TASK STATEMENT: Only the number is wanted: how many lines in the data contain "تخثر"?

RAW DATA:

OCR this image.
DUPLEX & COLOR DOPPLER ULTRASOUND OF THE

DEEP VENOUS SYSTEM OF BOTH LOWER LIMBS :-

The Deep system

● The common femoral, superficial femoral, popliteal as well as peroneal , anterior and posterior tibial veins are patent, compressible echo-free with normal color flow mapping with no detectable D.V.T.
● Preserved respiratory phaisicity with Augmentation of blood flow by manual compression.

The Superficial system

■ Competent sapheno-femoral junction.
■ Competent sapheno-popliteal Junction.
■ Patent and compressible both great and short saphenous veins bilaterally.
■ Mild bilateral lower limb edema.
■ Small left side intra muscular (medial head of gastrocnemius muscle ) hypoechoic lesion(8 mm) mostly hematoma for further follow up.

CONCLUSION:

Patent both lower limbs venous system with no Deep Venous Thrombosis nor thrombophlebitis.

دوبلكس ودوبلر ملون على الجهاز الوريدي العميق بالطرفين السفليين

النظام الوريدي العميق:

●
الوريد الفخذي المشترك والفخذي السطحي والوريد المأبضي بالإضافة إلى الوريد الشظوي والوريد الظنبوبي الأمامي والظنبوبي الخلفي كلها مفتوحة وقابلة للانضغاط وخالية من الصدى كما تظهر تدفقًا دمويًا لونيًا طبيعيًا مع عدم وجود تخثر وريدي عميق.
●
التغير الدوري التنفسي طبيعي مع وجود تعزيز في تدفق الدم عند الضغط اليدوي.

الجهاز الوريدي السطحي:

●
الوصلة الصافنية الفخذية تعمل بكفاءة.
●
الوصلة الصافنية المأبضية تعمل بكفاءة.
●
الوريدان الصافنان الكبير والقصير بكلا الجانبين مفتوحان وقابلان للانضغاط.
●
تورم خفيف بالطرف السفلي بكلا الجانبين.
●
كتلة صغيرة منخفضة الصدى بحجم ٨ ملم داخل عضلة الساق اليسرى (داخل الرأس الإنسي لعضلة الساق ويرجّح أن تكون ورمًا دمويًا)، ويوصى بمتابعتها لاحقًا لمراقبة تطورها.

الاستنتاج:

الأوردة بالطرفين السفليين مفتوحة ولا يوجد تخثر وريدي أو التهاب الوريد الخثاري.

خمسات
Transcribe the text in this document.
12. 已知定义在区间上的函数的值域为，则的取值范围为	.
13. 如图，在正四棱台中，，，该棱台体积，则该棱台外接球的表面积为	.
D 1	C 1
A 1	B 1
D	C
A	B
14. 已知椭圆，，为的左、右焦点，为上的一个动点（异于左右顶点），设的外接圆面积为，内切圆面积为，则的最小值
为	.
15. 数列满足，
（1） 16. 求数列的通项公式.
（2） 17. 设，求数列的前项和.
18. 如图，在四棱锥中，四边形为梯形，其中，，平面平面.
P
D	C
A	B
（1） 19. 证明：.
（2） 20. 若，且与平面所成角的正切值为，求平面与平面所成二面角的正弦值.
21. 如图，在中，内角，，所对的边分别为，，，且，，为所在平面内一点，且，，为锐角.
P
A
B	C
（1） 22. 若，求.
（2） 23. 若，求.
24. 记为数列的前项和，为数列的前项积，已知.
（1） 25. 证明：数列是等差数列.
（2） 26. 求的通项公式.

TASK RESULT: 2